EXERCISE DIRECTIONS = Find the word "colorbar" in the records below. List each line containing it.

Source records
↓

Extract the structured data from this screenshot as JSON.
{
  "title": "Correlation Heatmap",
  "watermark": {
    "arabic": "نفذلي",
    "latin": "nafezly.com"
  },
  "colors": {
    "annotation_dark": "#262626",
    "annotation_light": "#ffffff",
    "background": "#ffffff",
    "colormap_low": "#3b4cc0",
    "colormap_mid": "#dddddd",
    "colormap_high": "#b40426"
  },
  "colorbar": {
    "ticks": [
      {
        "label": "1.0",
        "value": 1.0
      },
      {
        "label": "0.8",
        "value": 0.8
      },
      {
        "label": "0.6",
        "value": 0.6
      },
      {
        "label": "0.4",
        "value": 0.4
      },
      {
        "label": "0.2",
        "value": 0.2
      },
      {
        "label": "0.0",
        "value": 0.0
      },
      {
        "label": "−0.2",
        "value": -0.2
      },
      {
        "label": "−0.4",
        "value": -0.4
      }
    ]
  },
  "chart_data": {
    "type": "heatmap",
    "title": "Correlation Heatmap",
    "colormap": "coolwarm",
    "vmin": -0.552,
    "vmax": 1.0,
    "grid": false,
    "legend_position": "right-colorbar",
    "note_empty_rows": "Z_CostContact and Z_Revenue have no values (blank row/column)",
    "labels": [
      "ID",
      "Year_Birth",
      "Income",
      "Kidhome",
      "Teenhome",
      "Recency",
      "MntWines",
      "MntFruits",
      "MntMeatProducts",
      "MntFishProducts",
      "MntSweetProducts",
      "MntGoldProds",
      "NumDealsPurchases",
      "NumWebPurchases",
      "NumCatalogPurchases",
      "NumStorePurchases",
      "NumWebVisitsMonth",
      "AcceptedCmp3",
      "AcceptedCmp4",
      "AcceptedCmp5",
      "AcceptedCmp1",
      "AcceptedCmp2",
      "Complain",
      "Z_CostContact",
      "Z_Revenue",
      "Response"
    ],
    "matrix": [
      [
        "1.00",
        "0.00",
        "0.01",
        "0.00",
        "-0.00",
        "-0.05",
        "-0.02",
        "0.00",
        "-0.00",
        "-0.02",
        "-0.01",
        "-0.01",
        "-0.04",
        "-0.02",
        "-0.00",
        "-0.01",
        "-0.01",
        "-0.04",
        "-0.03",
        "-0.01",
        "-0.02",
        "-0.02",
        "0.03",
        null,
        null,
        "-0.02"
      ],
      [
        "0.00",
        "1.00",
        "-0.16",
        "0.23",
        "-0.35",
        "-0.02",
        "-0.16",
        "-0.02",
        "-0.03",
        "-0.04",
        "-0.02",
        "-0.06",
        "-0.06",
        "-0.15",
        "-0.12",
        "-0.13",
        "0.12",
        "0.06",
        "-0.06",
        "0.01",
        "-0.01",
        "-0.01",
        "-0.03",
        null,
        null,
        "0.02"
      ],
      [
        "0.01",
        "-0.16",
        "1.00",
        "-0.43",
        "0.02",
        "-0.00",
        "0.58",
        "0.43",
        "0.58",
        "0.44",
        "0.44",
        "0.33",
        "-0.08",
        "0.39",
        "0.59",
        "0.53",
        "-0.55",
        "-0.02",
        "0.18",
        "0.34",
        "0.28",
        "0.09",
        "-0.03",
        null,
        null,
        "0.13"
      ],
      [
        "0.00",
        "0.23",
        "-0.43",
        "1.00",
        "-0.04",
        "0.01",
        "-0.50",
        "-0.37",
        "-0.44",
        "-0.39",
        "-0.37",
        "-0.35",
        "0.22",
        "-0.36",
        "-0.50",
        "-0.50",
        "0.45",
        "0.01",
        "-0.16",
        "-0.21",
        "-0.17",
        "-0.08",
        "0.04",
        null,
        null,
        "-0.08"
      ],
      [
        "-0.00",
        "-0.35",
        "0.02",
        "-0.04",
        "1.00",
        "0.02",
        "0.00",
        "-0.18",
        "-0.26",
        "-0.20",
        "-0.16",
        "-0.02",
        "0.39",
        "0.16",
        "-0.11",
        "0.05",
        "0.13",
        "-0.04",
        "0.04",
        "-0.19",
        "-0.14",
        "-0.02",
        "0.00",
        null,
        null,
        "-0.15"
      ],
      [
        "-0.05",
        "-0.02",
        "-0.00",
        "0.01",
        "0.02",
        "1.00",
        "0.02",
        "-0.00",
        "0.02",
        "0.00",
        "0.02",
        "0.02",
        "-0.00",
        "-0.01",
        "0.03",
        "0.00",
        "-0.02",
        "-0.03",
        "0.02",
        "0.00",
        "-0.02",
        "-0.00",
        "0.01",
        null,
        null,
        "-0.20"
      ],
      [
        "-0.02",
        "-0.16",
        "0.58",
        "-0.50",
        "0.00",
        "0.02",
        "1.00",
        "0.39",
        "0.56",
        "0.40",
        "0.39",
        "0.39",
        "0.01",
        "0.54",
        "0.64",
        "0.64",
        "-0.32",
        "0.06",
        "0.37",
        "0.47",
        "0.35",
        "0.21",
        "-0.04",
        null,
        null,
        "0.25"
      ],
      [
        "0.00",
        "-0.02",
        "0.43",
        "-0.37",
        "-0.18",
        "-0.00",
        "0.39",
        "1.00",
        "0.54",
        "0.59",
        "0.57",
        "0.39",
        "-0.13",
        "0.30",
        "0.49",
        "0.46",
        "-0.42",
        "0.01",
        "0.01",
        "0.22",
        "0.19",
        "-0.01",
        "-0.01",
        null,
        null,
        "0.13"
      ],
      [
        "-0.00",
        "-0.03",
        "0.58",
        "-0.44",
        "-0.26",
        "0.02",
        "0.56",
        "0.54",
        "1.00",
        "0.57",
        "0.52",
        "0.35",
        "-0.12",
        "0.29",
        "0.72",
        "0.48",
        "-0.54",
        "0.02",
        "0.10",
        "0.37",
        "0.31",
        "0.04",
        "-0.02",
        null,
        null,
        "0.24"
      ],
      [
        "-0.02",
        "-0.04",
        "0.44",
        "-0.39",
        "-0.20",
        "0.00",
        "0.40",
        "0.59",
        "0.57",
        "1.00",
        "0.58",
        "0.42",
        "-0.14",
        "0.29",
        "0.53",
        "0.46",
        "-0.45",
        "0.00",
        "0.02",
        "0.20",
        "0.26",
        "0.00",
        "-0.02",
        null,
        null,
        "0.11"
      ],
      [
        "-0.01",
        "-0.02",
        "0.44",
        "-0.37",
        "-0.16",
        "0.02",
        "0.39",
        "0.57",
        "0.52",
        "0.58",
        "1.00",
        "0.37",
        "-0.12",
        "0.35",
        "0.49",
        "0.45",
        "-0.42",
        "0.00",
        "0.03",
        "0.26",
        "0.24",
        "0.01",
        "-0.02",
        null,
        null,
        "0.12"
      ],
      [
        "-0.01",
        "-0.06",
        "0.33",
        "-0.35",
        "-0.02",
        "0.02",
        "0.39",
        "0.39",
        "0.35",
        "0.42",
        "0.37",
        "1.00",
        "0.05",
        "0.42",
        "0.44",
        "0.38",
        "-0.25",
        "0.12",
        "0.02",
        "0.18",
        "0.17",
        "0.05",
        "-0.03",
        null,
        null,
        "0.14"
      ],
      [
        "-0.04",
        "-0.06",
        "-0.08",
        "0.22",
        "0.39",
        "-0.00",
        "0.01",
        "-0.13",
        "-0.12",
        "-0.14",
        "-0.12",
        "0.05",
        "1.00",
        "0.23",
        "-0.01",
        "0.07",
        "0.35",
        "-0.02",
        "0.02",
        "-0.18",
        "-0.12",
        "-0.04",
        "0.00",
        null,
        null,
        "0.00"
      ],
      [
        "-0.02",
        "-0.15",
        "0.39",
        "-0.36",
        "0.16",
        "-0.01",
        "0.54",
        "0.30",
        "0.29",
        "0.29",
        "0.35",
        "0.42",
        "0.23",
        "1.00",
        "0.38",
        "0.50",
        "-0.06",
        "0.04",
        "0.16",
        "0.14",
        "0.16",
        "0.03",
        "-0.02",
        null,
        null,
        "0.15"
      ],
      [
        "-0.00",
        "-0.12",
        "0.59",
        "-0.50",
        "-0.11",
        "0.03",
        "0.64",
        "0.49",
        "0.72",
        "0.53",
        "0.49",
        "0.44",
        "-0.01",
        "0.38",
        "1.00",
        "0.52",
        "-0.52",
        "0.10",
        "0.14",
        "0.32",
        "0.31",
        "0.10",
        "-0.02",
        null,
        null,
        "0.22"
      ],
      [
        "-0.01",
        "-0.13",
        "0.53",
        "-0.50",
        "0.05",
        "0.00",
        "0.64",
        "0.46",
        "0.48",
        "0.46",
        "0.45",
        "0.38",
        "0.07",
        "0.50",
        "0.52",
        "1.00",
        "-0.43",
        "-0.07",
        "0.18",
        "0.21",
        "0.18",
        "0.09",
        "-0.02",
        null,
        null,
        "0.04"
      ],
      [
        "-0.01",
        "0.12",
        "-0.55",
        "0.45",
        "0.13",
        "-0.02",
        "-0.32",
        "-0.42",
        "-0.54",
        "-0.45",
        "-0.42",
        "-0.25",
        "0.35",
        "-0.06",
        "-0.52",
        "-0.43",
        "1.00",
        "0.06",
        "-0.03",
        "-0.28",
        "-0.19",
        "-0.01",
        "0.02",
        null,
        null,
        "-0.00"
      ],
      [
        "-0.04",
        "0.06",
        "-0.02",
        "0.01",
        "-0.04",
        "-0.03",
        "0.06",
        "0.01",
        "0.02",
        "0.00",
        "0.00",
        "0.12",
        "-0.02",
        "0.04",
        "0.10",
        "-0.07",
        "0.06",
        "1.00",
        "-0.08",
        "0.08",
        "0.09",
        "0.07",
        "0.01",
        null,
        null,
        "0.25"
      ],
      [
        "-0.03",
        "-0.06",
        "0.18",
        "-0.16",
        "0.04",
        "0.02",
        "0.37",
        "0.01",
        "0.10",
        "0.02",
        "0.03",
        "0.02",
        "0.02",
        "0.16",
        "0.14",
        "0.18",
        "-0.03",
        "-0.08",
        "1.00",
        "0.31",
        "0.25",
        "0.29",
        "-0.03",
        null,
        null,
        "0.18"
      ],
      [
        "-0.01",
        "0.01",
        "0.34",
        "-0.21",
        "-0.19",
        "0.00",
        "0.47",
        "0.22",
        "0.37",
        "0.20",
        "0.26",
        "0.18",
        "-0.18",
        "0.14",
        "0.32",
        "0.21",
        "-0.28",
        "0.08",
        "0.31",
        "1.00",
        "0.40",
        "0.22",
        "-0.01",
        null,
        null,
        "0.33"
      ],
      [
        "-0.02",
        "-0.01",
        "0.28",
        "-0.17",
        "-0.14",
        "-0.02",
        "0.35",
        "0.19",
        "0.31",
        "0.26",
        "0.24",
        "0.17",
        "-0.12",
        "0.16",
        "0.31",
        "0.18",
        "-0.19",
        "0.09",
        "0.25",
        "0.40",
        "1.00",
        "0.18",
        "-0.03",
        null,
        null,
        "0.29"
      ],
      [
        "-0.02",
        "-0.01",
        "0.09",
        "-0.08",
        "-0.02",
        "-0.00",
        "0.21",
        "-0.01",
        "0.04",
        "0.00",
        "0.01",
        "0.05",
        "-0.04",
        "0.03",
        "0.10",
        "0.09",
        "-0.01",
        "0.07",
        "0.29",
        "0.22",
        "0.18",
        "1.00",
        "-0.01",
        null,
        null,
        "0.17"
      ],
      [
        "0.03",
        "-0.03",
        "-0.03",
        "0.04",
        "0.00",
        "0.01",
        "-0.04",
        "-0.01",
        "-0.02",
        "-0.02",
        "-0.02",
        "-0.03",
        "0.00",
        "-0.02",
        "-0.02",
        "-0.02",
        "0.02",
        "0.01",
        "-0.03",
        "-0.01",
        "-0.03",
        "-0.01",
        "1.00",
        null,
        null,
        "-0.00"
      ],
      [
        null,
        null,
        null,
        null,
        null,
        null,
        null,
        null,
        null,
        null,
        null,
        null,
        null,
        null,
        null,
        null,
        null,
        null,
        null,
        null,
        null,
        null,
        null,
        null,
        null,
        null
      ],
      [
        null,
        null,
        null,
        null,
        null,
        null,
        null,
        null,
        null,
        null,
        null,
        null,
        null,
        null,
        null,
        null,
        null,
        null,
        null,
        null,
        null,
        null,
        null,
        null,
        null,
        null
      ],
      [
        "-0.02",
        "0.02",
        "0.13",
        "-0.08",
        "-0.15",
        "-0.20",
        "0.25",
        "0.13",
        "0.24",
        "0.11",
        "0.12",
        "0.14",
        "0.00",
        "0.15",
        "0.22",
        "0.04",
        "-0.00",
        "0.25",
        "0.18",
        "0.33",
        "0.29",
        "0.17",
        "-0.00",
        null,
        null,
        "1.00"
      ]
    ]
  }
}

↑

FINISHED ANSWER =
  "colorbar": {
    "legend_position": "right-colorbar",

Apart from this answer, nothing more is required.